## [WHAT YOU NEED TO DO]
Search the material for the word "this" and copy each line that holds it.

## [DATA LISTING]

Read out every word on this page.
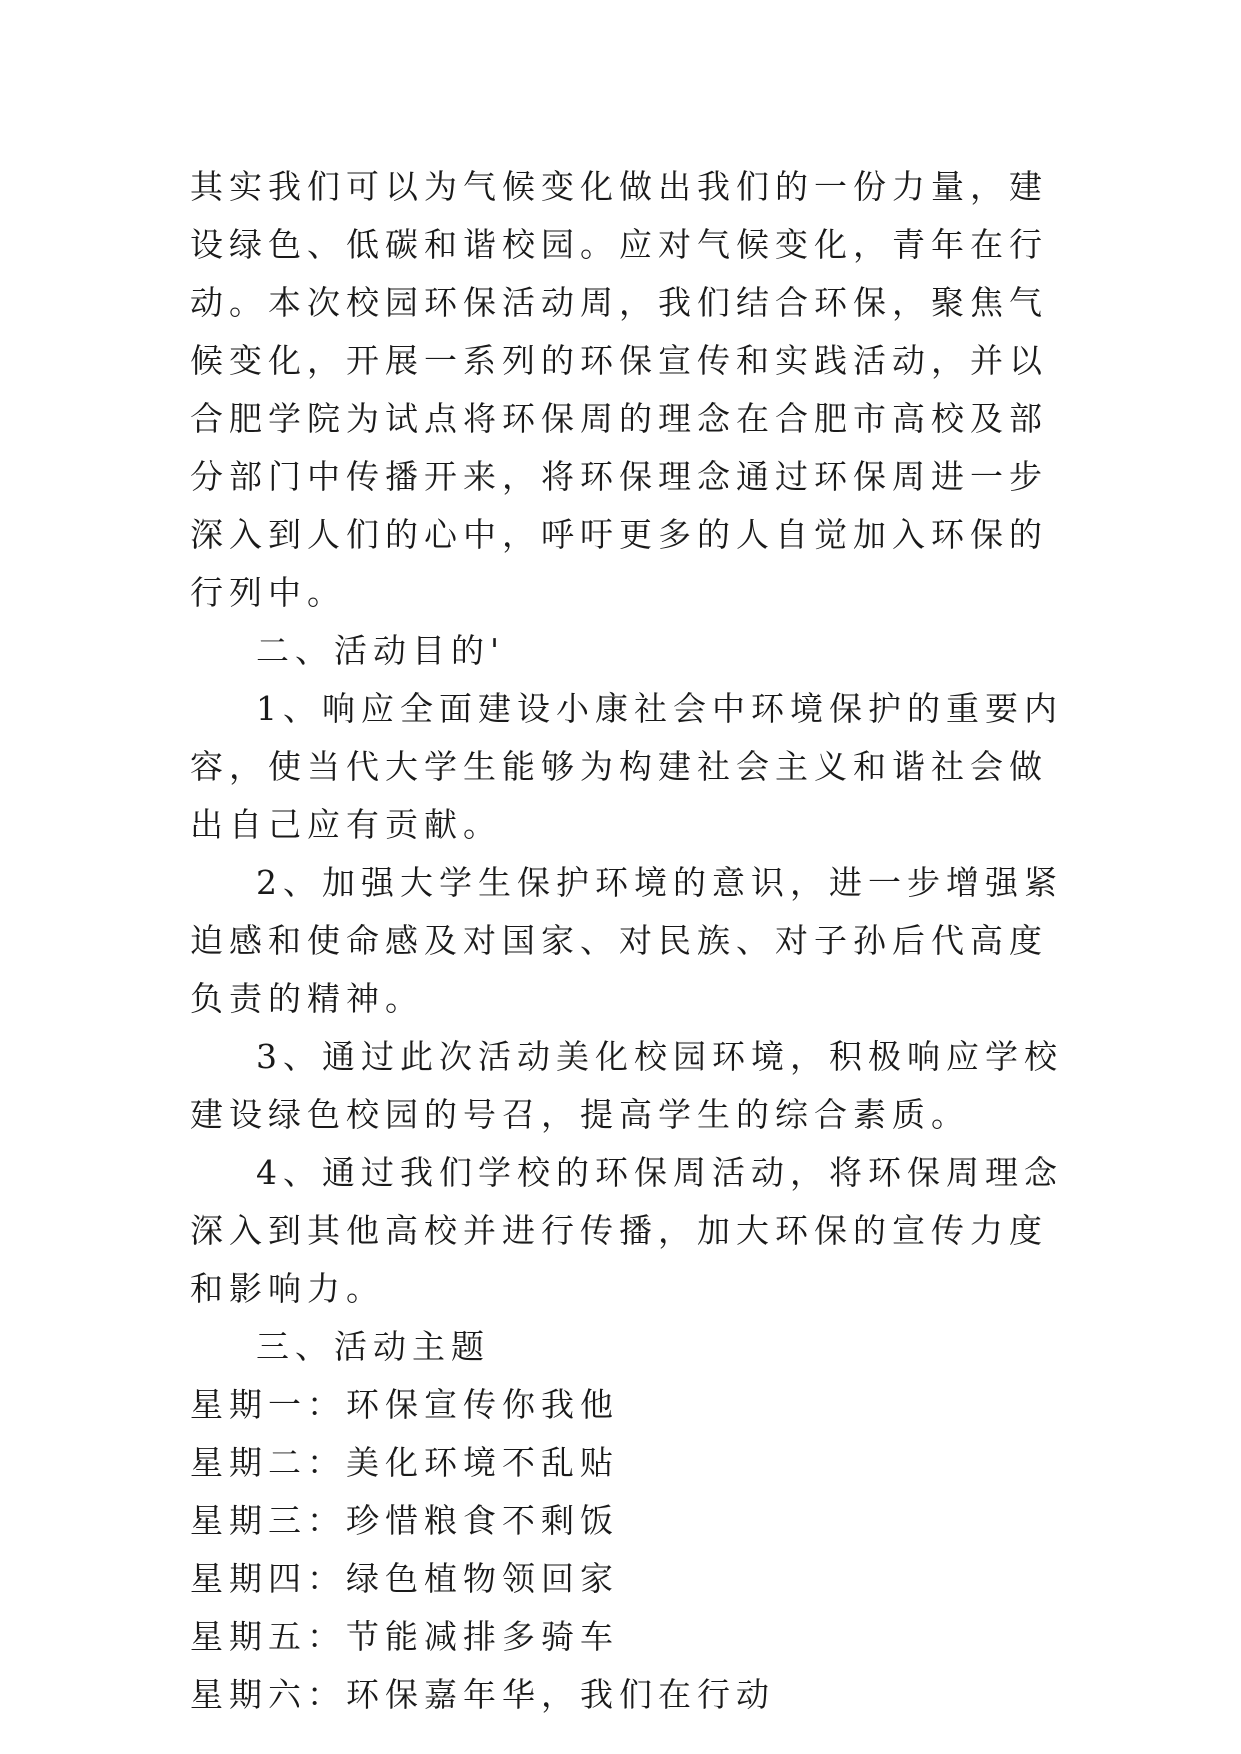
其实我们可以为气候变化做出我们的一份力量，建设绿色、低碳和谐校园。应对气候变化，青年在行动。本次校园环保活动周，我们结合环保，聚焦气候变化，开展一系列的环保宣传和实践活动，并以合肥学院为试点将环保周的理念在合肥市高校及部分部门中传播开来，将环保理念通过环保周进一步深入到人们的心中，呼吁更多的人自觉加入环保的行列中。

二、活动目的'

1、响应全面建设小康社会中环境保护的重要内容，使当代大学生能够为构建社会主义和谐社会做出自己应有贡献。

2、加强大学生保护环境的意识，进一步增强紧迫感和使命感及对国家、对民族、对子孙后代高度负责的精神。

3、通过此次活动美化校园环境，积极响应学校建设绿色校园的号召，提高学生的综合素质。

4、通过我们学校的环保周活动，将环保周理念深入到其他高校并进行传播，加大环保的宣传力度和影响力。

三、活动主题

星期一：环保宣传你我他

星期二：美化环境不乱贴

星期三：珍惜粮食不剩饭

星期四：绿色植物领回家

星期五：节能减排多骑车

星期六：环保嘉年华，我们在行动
* * *
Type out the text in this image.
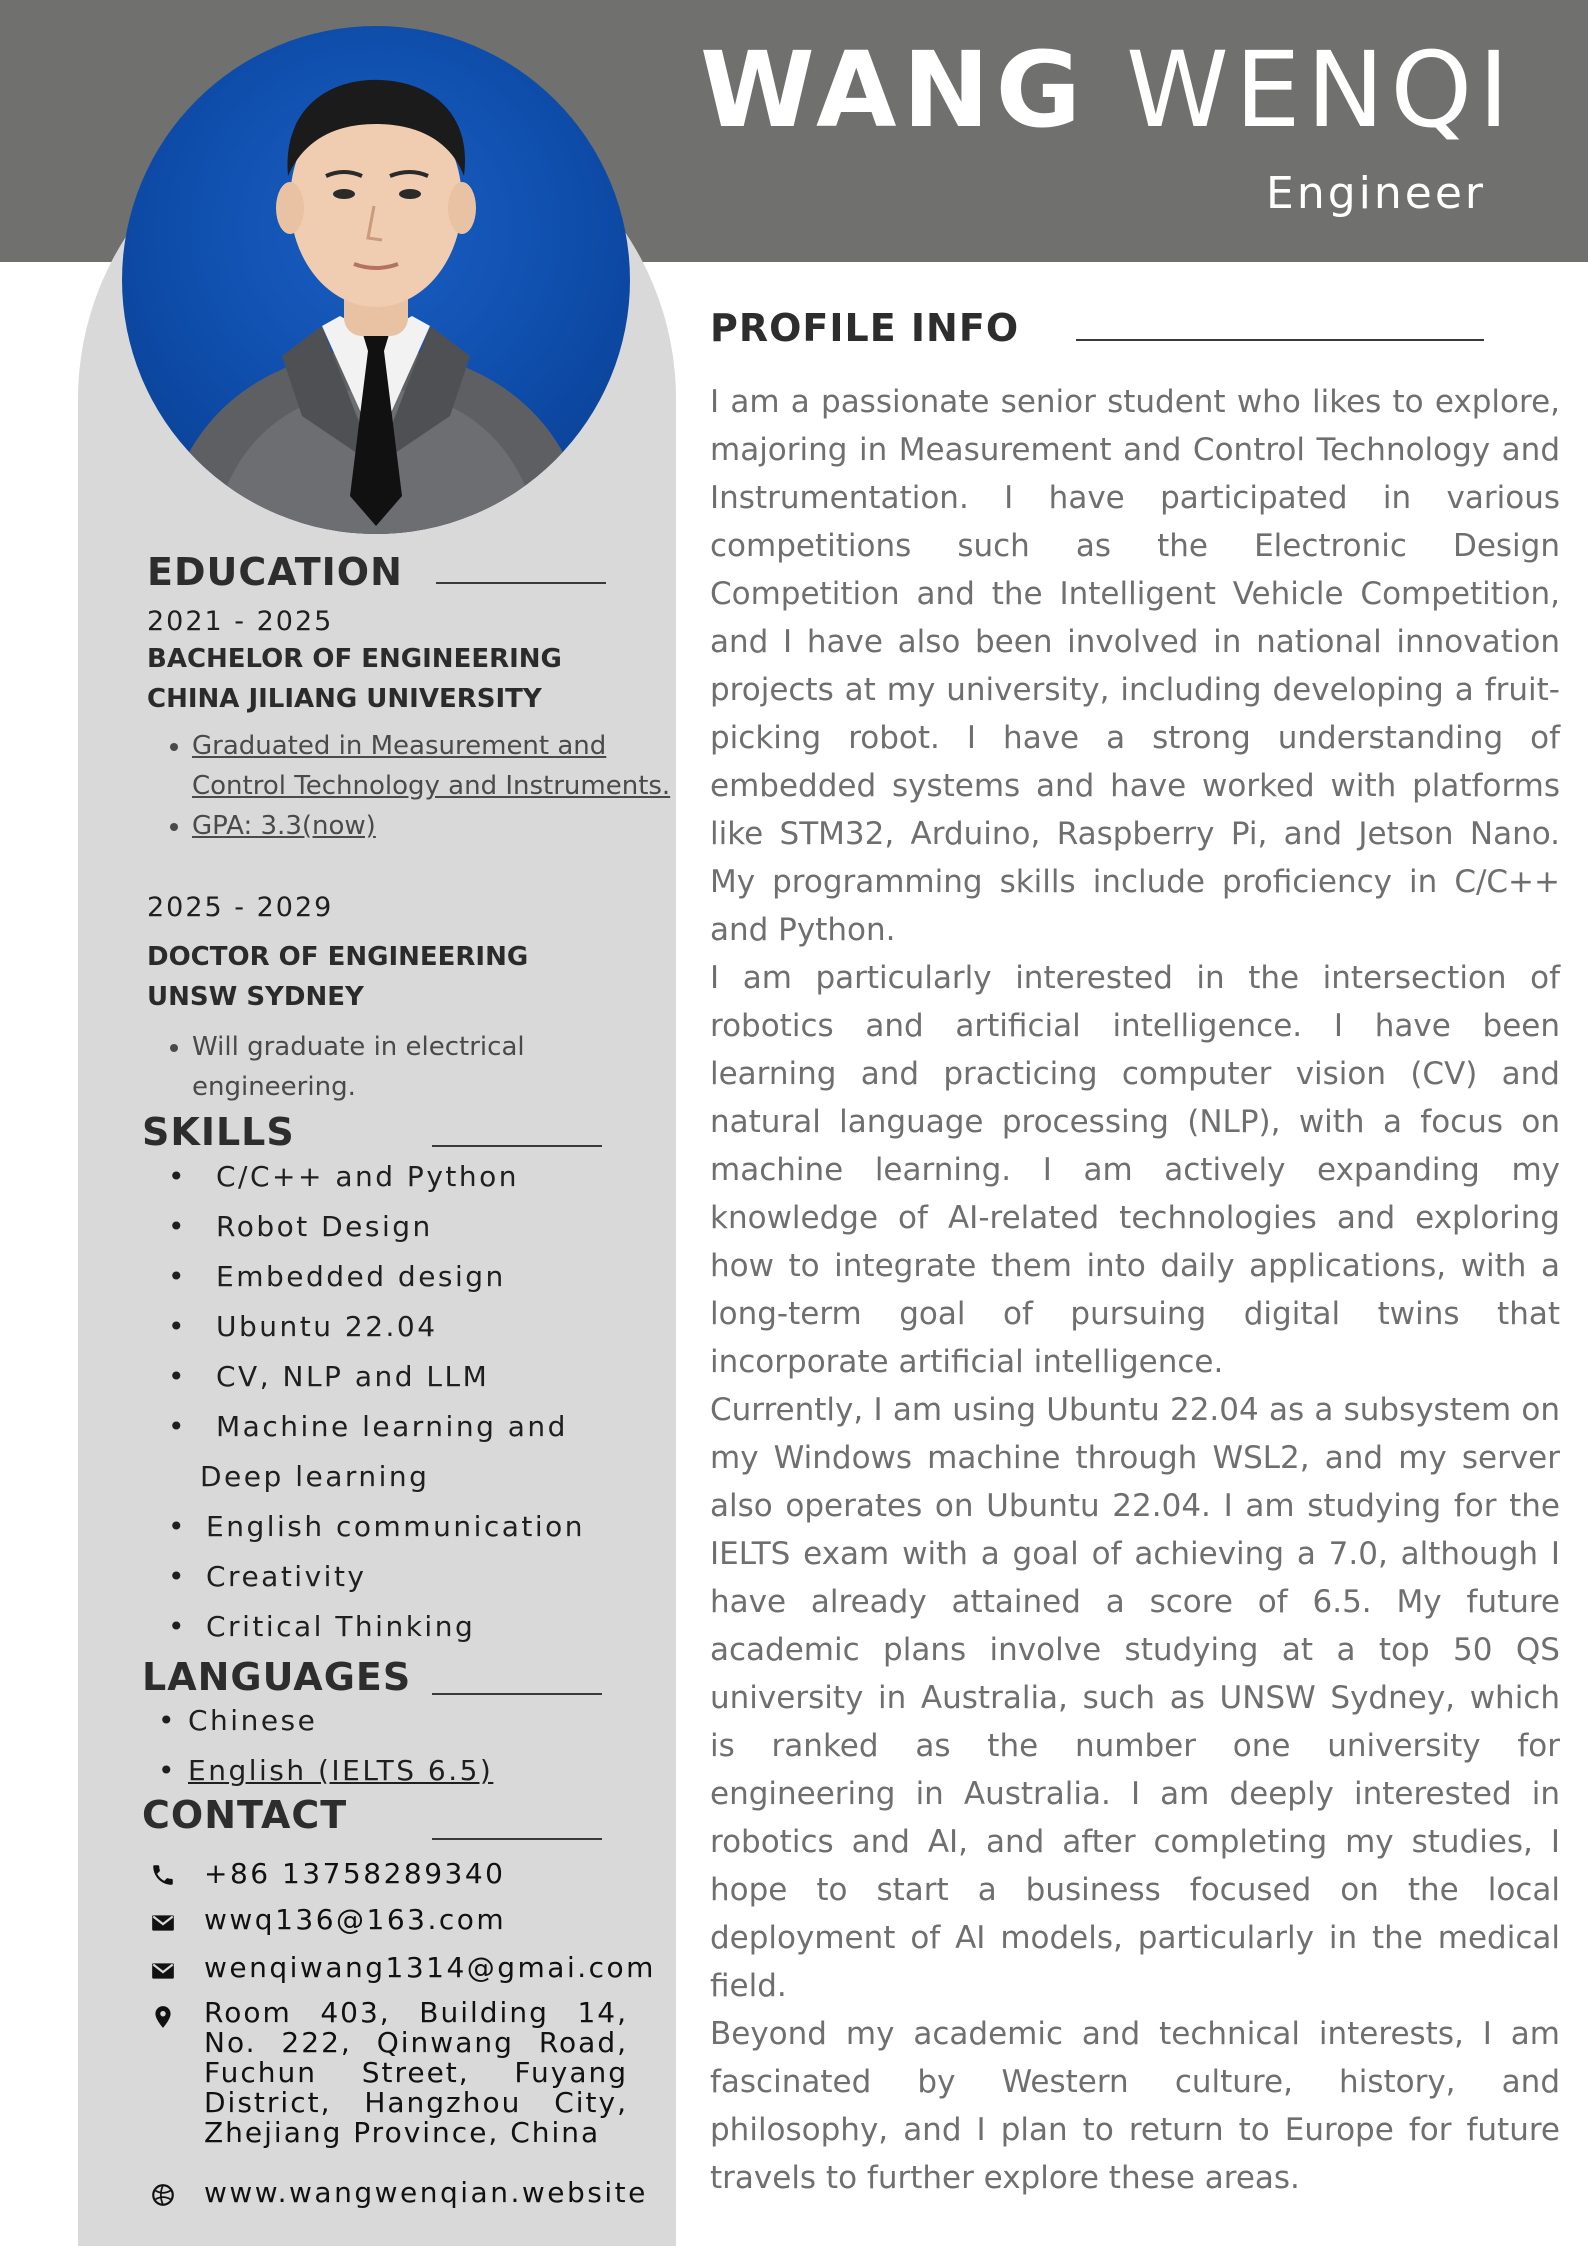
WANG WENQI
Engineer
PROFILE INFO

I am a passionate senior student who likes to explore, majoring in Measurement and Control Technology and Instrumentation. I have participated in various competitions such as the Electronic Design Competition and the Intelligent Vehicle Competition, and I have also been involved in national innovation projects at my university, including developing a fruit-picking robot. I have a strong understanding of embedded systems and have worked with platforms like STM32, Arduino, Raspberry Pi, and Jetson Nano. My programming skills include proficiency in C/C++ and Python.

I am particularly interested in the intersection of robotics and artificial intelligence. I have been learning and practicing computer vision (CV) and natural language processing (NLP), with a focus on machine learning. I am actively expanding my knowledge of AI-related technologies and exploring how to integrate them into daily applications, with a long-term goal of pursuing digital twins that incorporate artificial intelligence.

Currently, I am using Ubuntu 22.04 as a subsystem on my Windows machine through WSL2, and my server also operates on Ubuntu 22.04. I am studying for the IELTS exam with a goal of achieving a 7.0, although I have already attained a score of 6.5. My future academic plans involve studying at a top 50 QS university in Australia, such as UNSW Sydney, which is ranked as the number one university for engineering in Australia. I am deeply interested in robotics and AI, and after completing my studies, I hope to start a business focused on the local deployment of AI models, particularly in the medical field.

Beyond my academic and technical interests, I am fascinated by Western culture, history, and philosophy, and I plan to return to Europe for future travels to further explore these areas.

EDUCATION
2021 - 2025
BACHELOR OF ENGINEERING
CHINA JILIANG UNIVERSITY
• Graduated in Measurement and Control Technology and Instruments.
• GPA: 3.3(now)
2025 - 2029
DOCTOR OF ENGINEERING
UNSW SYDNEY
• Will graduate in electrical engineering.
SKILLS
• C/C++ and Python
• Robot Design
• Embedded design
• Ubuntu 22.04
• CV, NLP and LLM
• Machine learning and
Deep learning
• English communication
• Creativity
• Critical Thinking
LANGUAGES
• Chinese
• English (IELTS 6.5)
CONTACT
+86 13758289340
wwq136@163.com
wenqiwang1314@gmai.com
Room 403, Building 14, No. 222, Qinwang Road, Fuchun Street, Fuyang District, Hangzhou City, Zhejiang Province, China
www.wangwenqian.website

## [WRITTEN REPLY]
Read out every word on this page.
Type out the text in this image.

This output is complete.